→ WHAT IS REQUIRED
What lines of the data hold the string "中式八大菜系"? Pull each one out.

→ ENTRIES SHOWN
....
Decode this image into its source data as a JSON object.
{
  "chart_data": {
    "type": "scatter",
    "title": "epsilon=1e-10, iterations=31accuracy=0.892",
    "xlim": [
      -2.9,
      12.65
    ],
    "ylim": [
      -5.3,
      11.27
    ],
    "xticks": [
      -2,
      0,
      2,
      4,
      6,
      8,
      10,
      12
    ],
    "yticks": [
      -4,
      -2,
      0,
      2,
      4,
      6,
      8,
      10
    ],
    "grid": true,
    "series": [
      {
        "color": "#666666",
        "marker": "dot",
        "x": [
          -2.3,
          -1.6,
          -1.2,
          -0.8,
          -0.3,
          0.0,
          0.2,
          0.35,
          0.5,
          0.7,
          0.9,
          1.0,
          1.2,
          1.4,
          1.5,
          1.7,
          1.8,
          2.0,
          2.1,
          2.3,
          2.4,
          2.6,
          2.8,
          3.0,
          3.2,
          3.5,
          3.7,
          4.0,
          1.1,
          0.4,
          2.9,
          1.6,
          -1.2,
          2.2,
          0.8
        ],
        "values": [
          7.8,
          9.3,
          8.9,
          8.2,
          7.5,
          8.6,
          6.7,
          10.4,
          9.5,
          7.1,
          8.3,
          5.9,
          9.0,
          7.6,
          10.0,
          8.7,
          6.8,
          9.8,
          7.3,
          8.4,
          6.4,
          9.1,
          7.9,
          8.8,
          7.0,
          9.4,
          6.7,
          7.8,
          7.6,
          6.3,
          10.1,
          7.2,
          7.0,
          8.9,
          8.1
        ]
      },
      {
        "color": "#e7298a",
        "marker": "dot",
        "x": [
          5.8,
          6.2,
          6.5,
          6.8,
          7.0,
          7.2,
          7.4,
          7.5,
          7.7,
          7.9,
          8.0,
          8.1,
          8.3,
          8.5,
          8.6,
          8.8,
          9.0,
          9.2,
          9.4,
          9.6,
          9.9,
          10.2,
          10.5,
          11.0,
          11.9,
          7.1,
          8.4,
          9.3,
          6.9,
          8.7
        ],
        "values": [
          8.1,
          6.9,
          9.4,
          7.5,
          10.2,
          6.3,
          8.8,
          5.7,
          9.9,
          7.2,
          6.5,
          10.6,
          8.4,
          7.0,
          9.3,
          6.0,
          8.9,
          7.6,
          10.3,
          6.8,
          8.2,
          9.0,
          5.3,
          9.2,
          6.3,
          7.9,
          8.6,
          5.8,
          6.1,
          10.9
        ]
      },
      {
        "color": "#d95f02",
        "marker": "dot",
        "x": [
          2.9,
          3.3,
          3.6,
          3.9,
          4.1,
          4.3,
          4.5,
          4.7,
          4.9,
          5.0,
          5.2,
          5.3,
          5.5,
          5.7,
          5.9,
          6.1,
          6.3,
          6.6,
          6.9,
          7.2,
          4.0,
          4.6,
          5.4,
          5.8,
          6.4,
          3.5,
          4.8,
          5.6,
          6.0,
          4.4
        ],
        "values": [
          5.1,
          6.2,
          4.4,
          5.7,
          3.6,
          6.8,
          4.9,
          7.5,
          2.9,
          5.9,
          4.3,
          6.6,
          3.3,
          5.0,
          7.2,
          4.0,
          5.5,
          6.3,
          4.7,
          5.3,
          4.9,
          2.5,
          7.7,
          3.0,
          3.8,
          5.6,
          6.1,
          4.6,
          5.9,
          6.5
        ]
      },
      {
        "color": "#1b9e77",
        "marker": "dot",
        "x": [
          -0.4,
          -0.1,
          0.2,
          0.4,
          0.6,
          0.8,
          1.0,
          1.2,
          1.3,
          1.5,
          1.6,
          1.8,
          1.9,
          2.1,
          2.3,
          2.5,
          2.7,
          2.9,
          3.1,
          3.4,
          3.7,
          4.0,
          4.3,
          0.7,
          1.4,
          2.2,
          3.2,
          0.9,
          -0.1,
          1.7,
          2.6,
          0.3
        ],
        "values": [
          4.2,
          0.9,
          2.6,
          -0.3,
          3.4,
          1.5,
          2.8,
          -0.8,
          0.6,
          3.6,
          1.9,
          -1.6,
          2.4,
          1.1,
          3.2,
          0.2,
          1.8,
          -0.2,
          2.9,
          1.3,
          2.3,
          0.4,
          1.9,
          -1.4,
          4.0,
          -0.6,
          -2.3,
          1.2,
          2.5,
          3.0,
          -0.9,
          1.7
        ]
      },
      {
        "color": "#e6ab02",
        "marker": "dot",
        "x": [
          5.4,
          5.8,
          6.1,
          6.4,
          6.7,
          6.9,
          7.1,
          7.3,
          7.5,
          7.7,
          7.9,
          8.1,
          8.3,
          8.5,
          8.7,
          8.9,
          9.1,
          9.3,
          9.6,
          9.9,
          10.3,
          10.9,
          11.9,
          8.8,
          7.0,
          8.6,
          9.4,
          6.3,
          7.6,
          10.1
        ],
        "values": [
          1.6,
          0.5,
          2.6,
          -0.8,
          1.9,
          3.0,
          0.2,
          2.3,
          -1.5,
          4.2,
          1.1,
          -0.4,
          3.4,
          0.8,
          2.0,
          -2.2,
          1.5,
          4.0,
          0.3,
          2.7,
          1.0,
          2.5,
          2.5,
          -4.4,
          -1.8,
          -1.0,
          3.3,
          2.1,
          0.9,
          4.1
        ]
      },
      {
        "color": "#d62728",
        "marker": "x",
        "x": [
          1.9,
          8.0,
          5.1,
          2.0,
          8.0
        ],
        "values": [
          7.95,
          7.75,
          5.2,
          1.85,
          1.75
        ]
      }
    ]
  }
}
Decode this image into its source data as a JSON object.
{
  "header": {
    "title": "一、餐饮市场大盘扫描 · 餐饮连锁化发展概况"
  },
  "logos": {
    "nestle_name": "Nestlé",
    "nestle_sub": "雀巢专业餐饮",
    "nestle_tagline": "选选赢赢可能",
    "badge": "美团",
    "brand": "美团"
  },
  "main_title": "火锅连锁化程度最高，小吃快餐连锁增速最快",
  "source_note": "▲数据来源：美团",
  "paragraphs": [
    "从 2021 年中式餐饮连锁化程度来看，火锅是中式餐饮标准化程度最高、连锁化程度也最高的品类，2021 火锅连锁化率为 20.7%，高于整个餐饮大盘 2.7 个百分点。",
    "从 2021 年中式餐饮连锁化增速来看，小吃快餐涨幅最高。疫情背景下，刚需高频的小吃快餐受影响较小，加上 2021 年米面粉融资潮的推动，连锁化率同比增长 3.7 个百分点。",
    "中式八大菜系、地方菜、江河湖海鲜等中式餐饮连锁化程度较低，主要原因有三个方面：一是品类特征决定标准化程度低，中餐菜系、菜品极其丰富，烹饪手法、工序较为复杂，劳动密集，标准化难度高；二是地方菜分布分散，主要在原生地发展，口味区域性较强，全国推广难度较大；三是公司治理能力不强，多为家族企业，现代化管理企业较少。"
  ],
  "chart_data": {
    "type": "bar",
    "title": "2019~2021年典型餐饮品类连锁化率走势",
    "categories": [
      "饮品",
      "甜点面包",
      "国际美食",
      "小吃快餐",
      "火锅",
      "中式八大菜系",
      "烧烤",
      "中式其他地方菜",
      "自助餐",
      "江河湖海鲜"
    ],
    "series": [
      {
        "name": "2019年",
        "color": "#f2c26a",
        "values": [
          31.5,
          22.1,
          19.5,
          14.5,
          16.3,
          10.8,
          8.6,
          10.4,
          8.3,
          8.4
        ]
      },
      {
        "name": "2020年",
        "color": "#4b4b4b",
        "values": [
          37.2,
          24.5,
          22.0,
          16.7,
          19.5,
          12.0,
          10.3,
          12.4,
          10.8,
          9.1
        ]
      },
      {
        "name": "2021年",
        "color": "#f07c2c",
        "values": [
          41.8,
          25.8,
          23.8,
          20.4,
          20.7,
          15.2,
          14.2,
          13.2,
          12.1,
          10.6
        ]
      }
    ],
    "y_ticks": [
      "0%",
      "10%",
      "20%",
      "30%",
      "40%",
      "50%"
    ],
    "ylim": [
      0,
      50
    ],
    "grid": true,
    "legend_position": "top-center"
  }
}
....
→ SOLUTION
    "中式八大菜系、地方菜、江河湖海鲜等中式餐饮连锁化程度较低，主要原因有三个方面：一是品类特征决定标准化程度低，中餐菜系、菜品极其丰富，烹饪手法、工序较为复杂，劳动密集，标准化难度高；二是地方菜分布分散，主要在原生地发展，口味区域性较强，全国推广难度较大；三是公司治理能力不强，多为家族企业，现代化管理企业较少。"
      "中式八大菜系",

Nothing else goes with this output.